* SET PROBLEM *
Will you extract the entries word for word? Images should not appear in the copy.

###

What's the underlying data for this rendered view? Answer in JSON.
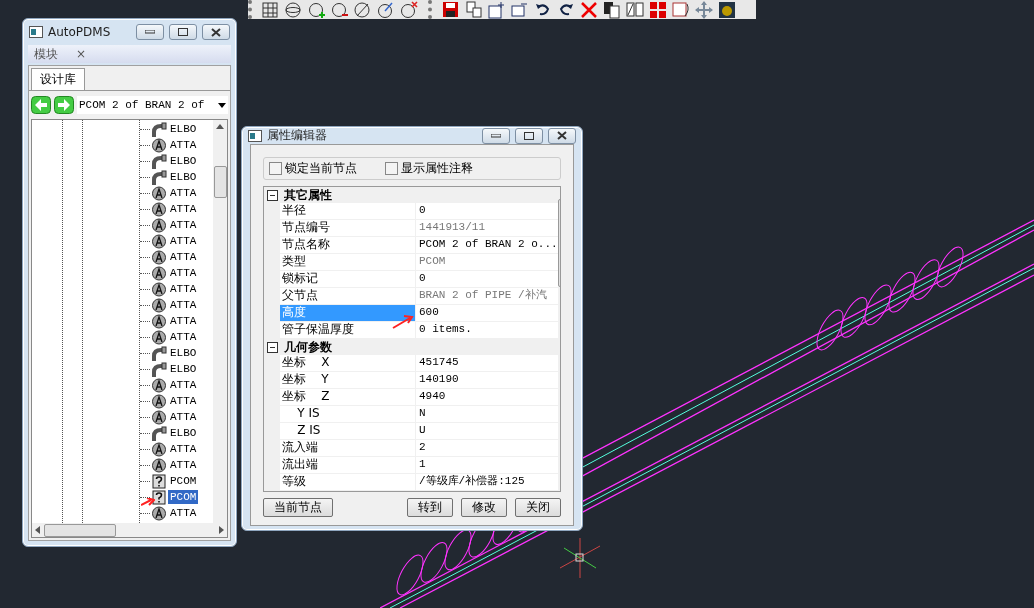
{
  "tree_window": {
    "title": "AutoPDMS",
    "panel_tab": "模块",
    "panel_close": "×",
    "tabs": [
      {
        "label": "设计库",
        "selected": true
      }
    ],
    "path": "PCOM 2 of BRAN 2 of",
    "items": [
      {
        "kind": "elbo",
        "label": "ELBO",
        "selected": false
      },
      {
        "kind": "atta",
        "label": "ATTA",
        "selected": false
      },
      {
        "kind": "elbo",
        "label": "ELBO",
        "selected": false
      },
      {
        "kind": "elbo",
        "label": "ELBO",
        "selected": false
      },
      {
        "kind": "atta",
        "label": "ATTA",
        "selected": false
      },
      {
        "kind": "atta",
        "label": "ATTA",
        "selected": false
      },
      {
        "kind": "atta",
        "label": "ATTA",
        "selected": false
      },
      {
        "kind": "atta",
        "label": "ATTA",
        "selected": false
      },
      {
        "kind": "atta",
        "label": "ATTA",
        "selected": false
      },
      {
        "kind": "atta",
        "label": "ATTA",
        "selected": false
      },
      {
        "kind": "atta",
        "label": "ATTA",
        "selected": false
      },
      {
        "kind": "atta",
        "label": "ATTA",
        "selected": false
      },
      {
        "kind": "atta",
        "label": "ATTA",
        "selected": false
      },
      {
        "kind": "atta",
        "label": "ATTA",
        "selected": false
      },
      {
        "kind": "elbo",
        "label": "ELBO",
        "selected": false
      },
      {
        "kind": "elbo",
        "label": "ELBO",
        "selected": false
      },
      {
        "kind": "atta",
        "label": "ATTA",
        "selected": false
      },
      {
        "kind": "atta",
        "label": "ATTA",
        "selected": false
      },
      {
        "kind": "atta",
        "label": "ATTA",
        "selected": false
      },
      {
        "kind": "elbo",
        "label": "ELBO",
        "selected": false
      },
      {
        "kind": "atta",
        "label": "ATTA",
        "selected": false
      },
      {
        "kind": "atta",
        "label": "ATTA",
        "selected": false
      },
      {
        "kind": "pcom",
        "label": "PCOM",
        "selected": false
      },
      {
        "kind": "pcom",
        "label": "PCOM",
        "selected": true
      },
      {
        "kind": "atta",
        "label": "ATTA",
        "selected": false
      }
    ]
  },
  "editor": {
    "title": "属性编辑器",
    "options": [
      {
        "label": "锁定当前节点",
        "checked": false
      },
      {
        "label": "显示属性注释",
        "checked": false
      }
    ],
    "groups": [
      {
        "title": "其它属性",
        "expanded": true,
        "rows": [
          {
            "name": "半径",
            "value": "0",
            "readonly": false,
            "selected": false
          },
          {
            "name": "节点编号",
            "value": "1441913/11",
            "readonly": true,
            "selected": false
          },
          {
            "name": "节点名称",
            "value": "PCOM 2 of BRAN 2 o...",
            "readonly": false,
            "selected": false
          },
          {
            "name": "类型",
            "value": "PCOM",
            "readonly": true,
            "selected": false
          },
          {
            "name": "锁标记",
            "value": "0",
            "readonly": false,
            "selected": false
          },
          {
            "name": "父节点",
            "value": "BRAN 2 of PIPE /补汽",
            "readonly": true,
            "selected": false
          },
          {
            "name": "高度",
            "value": "600",
            "readonly": false,
            "selected": true
          },
          {
            "name": "管子保温厚度",
            "value": "0 items.",
            "readonly": false,
            "selected": false
          }
        ]
      },
      {
        "title": "几何参数",
        "expanded": true,
        "rows": [
          {
            "name": "坐标    X",
            "value": "451745",
            "readonly": false,
            "selected": false
          },
          {
            "name": "坐标    Y",
            "value": "140190",
            "readonly": false,
            "selected": false
          },
          {
            "name": "坐标    Z",
            "value": "4940",
            "readonly": false,
            "selected": false
          },
          {
            "name": "    Y IS",
            "value": "N",
            "readonly": false,
            "selected": false
          },
          {
            "name": "    Z IS",
            "value": "U",
            "readonly": false,
            "selected": false
          },
          {
            "name": "流入端",
            "value": "2",
            "readonly": false,
            "selected": false
          },
          {
            "name": "流出端",
            "value": "1",
            "readonly": false,
            "selected": false
          },
          {
            "name": "等级",
            "value": "/等级库/补偿器:125",
            "readonly": false,
            "selected": false
          }
        ]
      }
    ],
    "buttons": [
      "当前节点",
      "转到",
      "修改",
      "关闭"
    ]
  }
}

###

* EXERCISE ANSWER *
What's the underlying data for this rendered view? Answer in JSON.
{
  "tree_window": {
    "title": "AutoPDMS",
    "panel_tab": "模块",
    "panel_close": "×",
    "tabs": [
      {
        "label": "设计库",
        "selected": true
      }
    ],
    "path": "PCOM 2 of BRAN 2 of",
    "items": [
      {
        "kind": "elbo",
        "label": "ELBO",
        "selected": false
      },
      {
        "kind": "atta",
        "label": "ATTA",
        "selected": false
      },
      {
        "kind": "elbo",
        "label": "ELBO",
        "selected": false
      },
      {
        "kind": "elbo",
        "label": "ELBO",
        "selected": false
      },
      {
        "kind": "atta",
        "label": "ATTA",
        "selected": false
      },
      {
        "kind": "atta",
        "label": "ATTA",
        "selected": false
      },
      {
        "kind": "atta",
        "label": "ATTA",
        "selected": false
      },
      {
        "kind": "atta",
        "label": "ATTA",
        "selected": false
      },
      {
        "kind": "atta",
        "label": "ATTA",
        "selected": false
      },
      {
        "kind": "atta",
        "label": "ATTA",
        "selected": false
      },
      {
        "kind": "atta",
        "label": "ATTA",
        "selected": false
      },
      {
        "kind": "atta",
        "label": "ATTA",
        "selected": false
      },
      {
        "kind": "atta",
        "label": "ATTA",
        "selected": false
      },
      {
        "kind": "atta",
        "label": "ATTA",
        "selected": false
      },
      {
        "kind": "elbo",
        "label": "ELBO",
        "selected": false
      },
      {
        "kind": "elbo",
        "label": "ELBO",
        "selected": false
      },
      {
        "kind": "atta",
        "label": "ATTA",
        "selected": false
      },
      {
        "kind": "atta",
        "label": "ATTA",
        "selected": false
      },
      {
        "kind": "atta",
        "label": "ATTA",
        "selected": false
      },
      {
        "kind": "elbo",
        "label": "ELBO",
        "selected": false
      },
      {
        "kind": "atta",
        "label": "ATTA",
        "selected": false
      },
      {
        "kind": "atta",
        "label": "ATTA",
        "selected": false
      },
      {
        "kind": "pcom",
        "label": "PCOM",
        "selected": false
      },
      {
        "kind": "pcom",
        "label": "PCOM",
        "selected": true
      },
      {
        "kind": "atta",
        "label": "ATTA",
        "selected": false
      }
    ]
  },
  "editor": {
    "title": "属性编辑器",
    "options": [
      {
        "label": "锁定当前节点",
        "checked": false
      },
      {
        "label": "显示属性注释",
        "checked": false
      }
    ],
    "groups": [
      {
        "title": "其它属性",
        "expanded": true,
        "rows": [
          {
            "name": "半径",
            "value": "0",
            "readonly": false,
            "selected": false
          },
          {
            "name": "节点编号",
            "value": "1441913/11",
            "readonly": true,
            "selected": false
          },
          {
            "name": "节点名称",
            "value": "PCOM 2 of BRAN 2 o...",
            "readonly": false,
            "selected": false
          },
          {
            "name": "类型",
            "value": "PCOM",
            "readonly": true,
            "selected": false
          },
          {
            "name": "锁标记",
            "value": "0",
            "readonly": false,
            "selected": false
          },
          {
            "name": "父节点",
            "value": "BRAN 2 of PIPE /补汽",
            "readonly": true,
            "selected": false
          },
          {
            "name": "高度",
            "value": "600",
            "readonly": false,
            "selected": true
          },
          {
            "name": "管子保温厚度",
            "value": "0 items.",
            "readonly": false,
            "selected": false
          }
        ]
      },
      {
        "title": "几何参数",
        "expanded": true,
        "rows": [
          {
            "name": "坐标    X",
            "value": "451745",
            "readonly": false,
            "selected": false
          },
          {
            "name": "坐标    Y",
            "value": "140190",
            "readonly": false,
            "selected": false
          },
          {
            "name": "坐标    Z",
            "value": "4940",
            "readonly": false,
            "selected": false
          },
          {
            "name": "    Y IS",
            "value": "N",
            "readonly": false,
            "selected": false
          },
          {
            "name": "    Z IS",
            "value": "U",
            "readonly": false,
            "selected": false
          },
          {
            "name": "流入端",
            "value": "2",
            "readonly": false,
            "selected": false
          },
          {
            "name": "流出端",
            "value": "1",
            "readonly": false,
            "selected": false
          },
          {
            "name": "等级",
            "value": "/等级库/补偿器:125",
            "readonly": false,
            "selected": false
          }
        ]
      }
    ],
    "buttons": [
      "当前节点",
      "转到",
      "修改",
      "关闭"
    ]
  }
}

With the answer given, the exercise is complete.